• Dataset entries:
****************

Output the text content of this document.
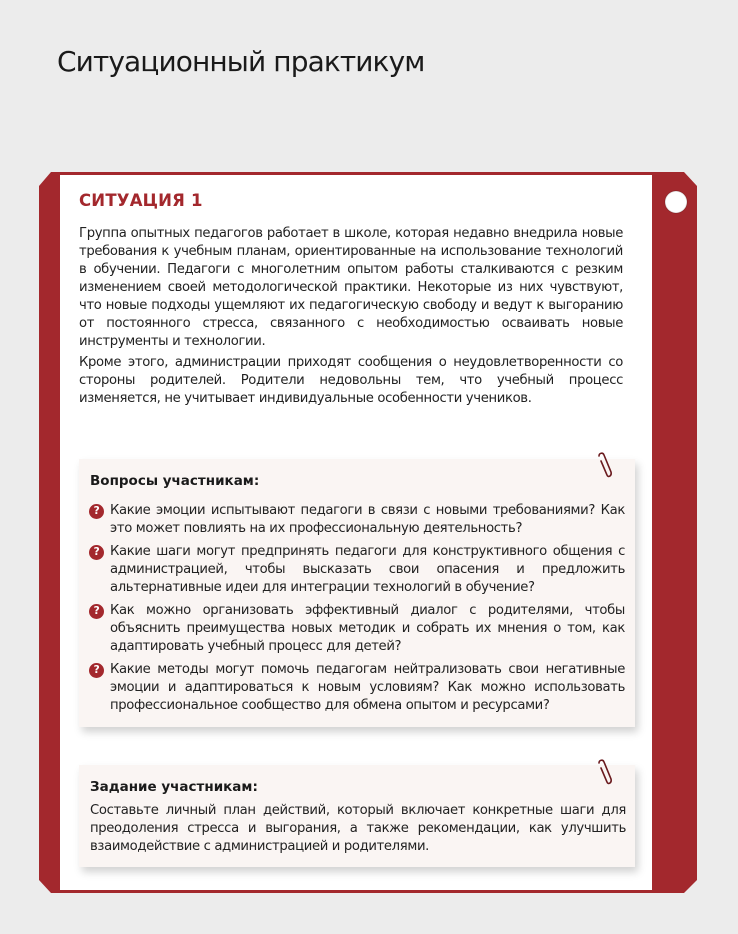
Ситуационный практикум
СИТУАЦИЯ 1

Группа опытных педагогов работает в школе, которая недавно внедрила новые требования к учебным планам, ориентированные на использование технологий в обучении. Педагоги с многолетним опытом работы сталкиваются с резким изменением своей методологической практики. Некоторые из них чувствуют, что новые подходы ущемляют их педагогическую свободу и ведут к выгоранию от постоянного стресса, связанного с необходимостью осваивать новые инструменты и технологии.

Кроме этого, администрации приходят сообщения о неудовлетворенности со стороны родителей. Родители недовольны тем, что учебный процесс изменяется, не учитывает индивидуальные особенности учеников.

Вопросы участникам:
? Какие эмоции испытывают педагоги в связи с новыми требованиями? Как это может повлиять на их профессиональную деятельность?
? Какие шаги могут предпринять педагоги для конструктивного общения с администрацией, чтобы высказать свои опасения и предложить альтернативные идеи для интеграции технологий в обучение?
? Как можно организовать эффективный диалог с родителями, чтобы объяснить преимущества новых методик и собрать их мнения о том, как адаптировать учебный процесс для детей?
? Какие методы могут помочь педагогам нейтрализовать свои негативные эмоции и адаптироваться к новым условиям? Как можно использовать профессиональное сообщество для обмена опытом и ресурсами?
Задание участникам:

Составьте личный план действий, который включает конкретные шаги для преодоления стресса и выгорания, а также рекомендации, как улучшить взаимодействие с администрацией и родителями.
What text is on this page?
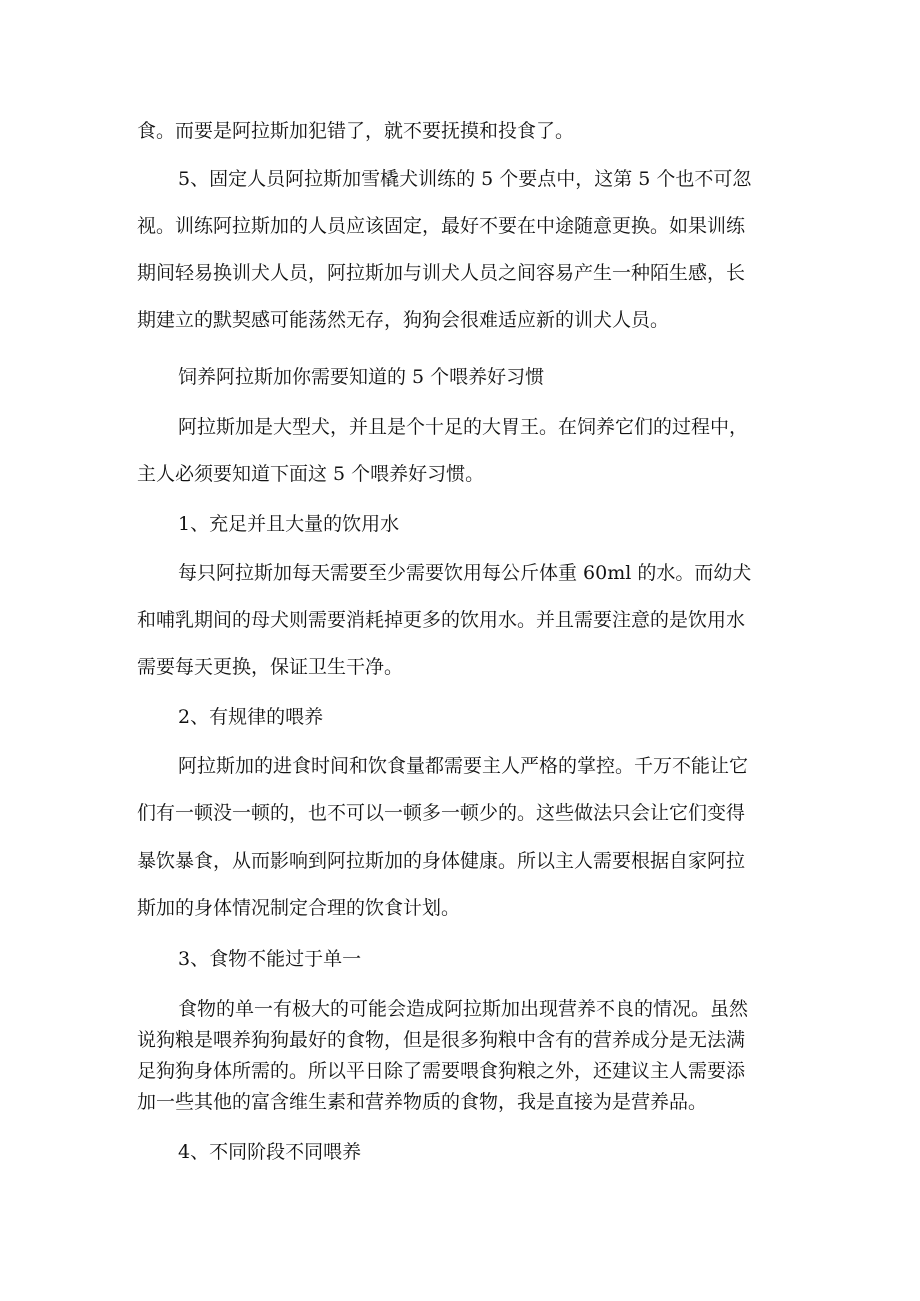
食。而要是阿拉斯加犯错了，就不要抚摸和投食了。

5、固定人员阿拉斯加雪橇犬训练的 5 个要点中，这第 5 个也不可忽

视。训练阿拉斯加的人员应该固定，最好不要在中途随意更换。如果训练

期间轻易换训犬人员，阿拉斯加与训犬人员之间容易产生一种陌生感，长

期建立的默契感可能荡然无存，狗狗会很难适应新的训犬人员。

饲养阿拉斯加你需要知道的 5 个喂养好习惯

阿拉斯加是大型犬，并且是个十足的大胃王。在饲养它们的过程中，

主人必须要知道下面这 5 个喂养好习惯。

1、充足并且大量的饮用水

每只阿拉斯加每天需要至少需要饮用每公斤体重 60ml 的水。而幼犬

和哺乳期间的母犬则需要消耗掉更多的饮用水。并且需要注意的是饮用水

需要每天更换，保证卫生干净。

2、有规律的喂养

阿拉斯加的进食时间和饮食量都需要主人严格的掌控。千万不能让它

们有一顿没一顿的，也不可以一顿多一顿少的。这些做法只会让它们变得

暴饮暴食，从而影响到阿拉斯加的身体健康。所以主人需要根据自家阿拉

斯加的身体情况制定合理的饮食计划。

3、食物不能过于单一

食物的单一有极大的可能会造成阿拉斯加出现营养不良的情况。虽然

说狗粮是喂养狗狗最好的食物，但是很多狗粮中含有的营养成分是无法满

足狗狗身体所需的。所以平日除了需要喂食狗粮之外，还建议主人需要添

加一些其他的富含维生素和营养物质的食物，我是直接为是营养品。

4、不同阶段不同喂养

****************

• EXERCISE PROMPT:
Locate the string "个喂养好习惯" in the listing above and copy every line where it occurs.

• RESPONSE TO THE TASK:
饲养阿拉斯加你需要知道的 5 个喂养好习惯
主人必须要知道下面这 5 个喂养好习惯。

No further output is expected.